WHAT YOU WILL DO →
Return each line of the records holding the string "Cash".

[Records contained in a dataset]
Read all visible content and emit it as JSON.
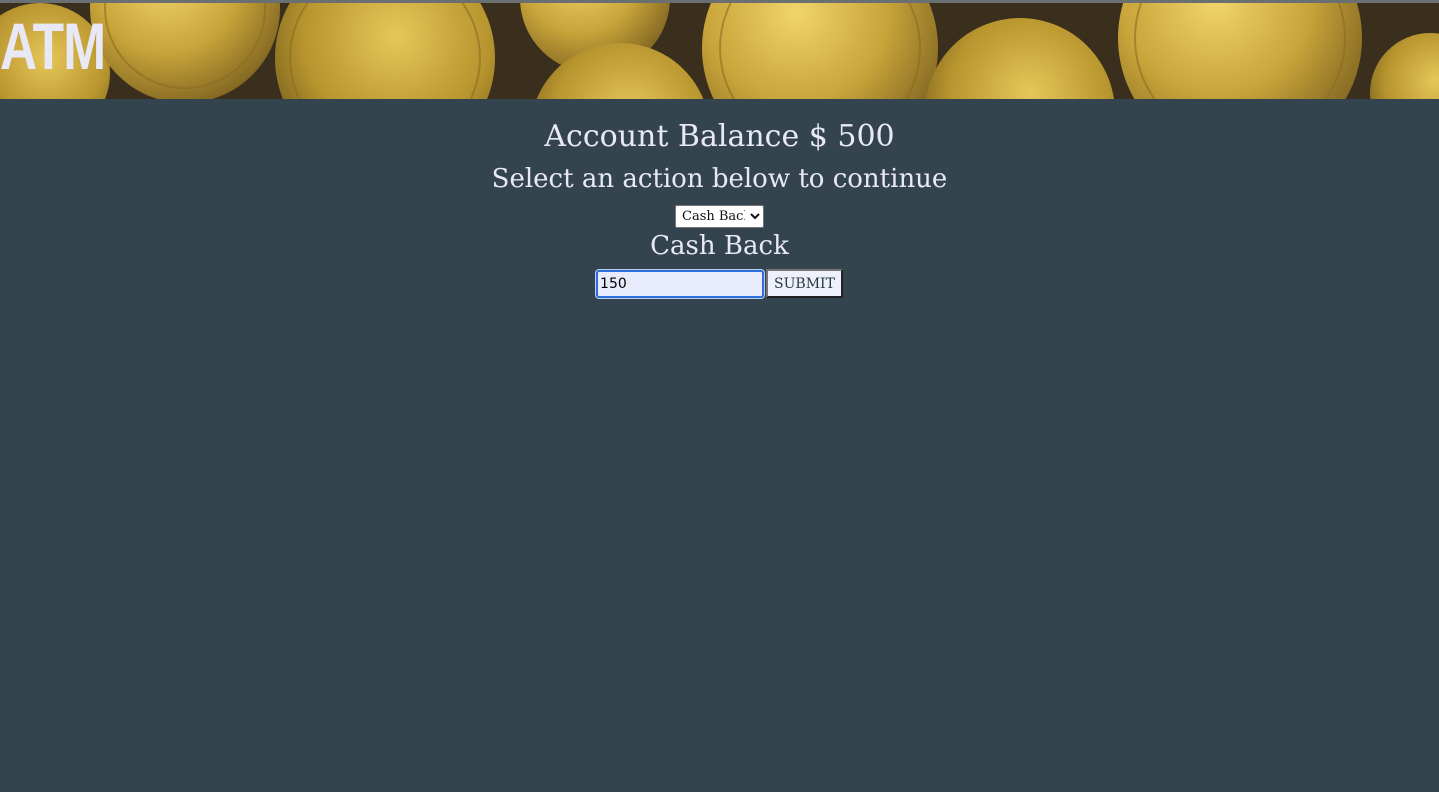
{
  "header": {
    "brand": "ATM"
  },
  "main": {
    "balance_text": "Account Balance $ 500",
    "prompt": "Select an action below to continue",
    "action_select": {
      "selected": "Cash Back"
    },
    "section_title": "Cash Back",
    "amount_input": {
      "value": "150"
    },
    "submit_label": "SUBMIT"
  },
  "colors": {
    "background": "#34444f",
    "text": "#e8e8f6",
    "coin_gold": "#c9a43a"
  }
}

SOLUTION BELOW →
      "selected": "Cash Back"
    "section_title": "Cash Back",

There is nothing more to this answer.